▸ EXERCISE DESCRIPTION: Can you reproduce every one of the entries below line for line, without changing a single character?

▸ RECORDS SHOWN:

[START]

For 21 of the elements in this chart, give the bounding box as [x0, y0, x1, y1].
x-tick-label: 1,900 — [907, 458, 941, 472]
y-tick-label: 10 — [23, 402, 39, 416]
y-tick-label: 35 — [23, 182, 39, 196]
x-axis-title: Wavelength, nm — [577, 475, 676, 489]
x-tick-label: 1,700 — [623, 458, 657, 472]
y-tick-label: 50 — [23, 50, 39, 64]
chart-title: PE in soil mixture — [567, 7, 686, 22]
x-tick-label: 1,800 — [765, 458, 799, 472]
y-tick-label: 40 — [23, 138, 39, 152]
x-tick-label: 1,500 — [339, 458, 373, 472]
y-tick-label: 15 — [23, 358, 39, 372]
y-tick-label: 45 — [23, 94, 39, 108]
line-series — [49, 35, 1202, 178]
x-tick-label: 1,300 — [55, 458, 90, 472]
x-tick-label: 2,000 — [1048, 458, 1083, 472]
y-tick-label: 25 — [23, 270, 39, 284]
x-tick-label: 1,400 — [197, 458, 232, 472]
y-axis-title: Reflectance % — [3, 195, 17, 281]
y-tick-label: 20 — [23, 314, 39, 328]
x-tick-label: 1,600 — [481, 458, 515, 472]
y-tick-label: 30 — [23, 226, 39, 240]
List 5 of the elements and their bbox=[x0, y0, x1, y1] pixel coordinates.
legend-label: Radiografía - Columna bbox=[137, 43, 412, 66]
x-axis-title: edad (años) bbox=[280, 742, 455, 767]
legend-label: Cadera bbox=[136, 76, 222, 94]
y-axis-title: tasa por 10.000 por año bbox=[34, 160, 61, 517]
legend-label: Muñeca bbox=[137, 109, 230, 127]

[END]

▸ FINAL RESULT:
For 21 of the elements in this chart, give the bounding box as [x0, y0, x1, y1].
x-tick-label: 1,900 — [907, 458, 941, 472]
y-tick-label: 10 — [23, 402, 39, 416]
y-tick-label: 35 — [23, 182, 39, 196]
x-axis-title: Wavelength, nm — [577, 475, 676, 489]
x-tick-label: 1,700 — [623, 458, 657, 472]
y-tick-label: 50 — [23, 50, 39, 64]
chart-title: PE in soil mixture — [567, 7, 686, 22]
x-tick-label: 1,800 — [765, 458, 799, 472]
y-tick-label: 40 — [23, 138, 39, 152]
x-tick-label: 1,500 — [339, 458, 373, 472]
y-tick-label: 15 — [23, 358, 39, 372]
y-tick-label: 45 — [23, 94, 39, 108]
line-series — [49, 35, 1202, 178]
x-tick-label: 1,300 — [55, 458, 90, 472]
x-tick-label: 2,000 — [1048, 458, 1083, 472]
y-tick-label: 25 — [23, 270, 39, 284]
x-tick-label: 1,400 — [197, 458, 232, 472]
y-axis-title: Reflectance % — [3, 195, 17, 281]
y-tick-label: 20 — [23, 314, 39, 328]
x-tick-label: 1,600 — [481, 458, 515, 472]
y-tick-label: 30 — [23, 226, 39, 240]
List 5 of the elements and their bbox=[x0, y0, x1, y1] pixel coordinates.
legend-label: Radiografía - Columna bbox=[137, 43, 412, 66]
x-axis-title: edad (años) bbox=[280, 742, 455, 767]
legend-label: Cadera bbox=[136, 76, 222, 94]
y-axis-title: tasa por 10.000 por año bbox=[34, 160, 61, 517]
legend-label: Muñeca bbox=[137, 109, 230, 127]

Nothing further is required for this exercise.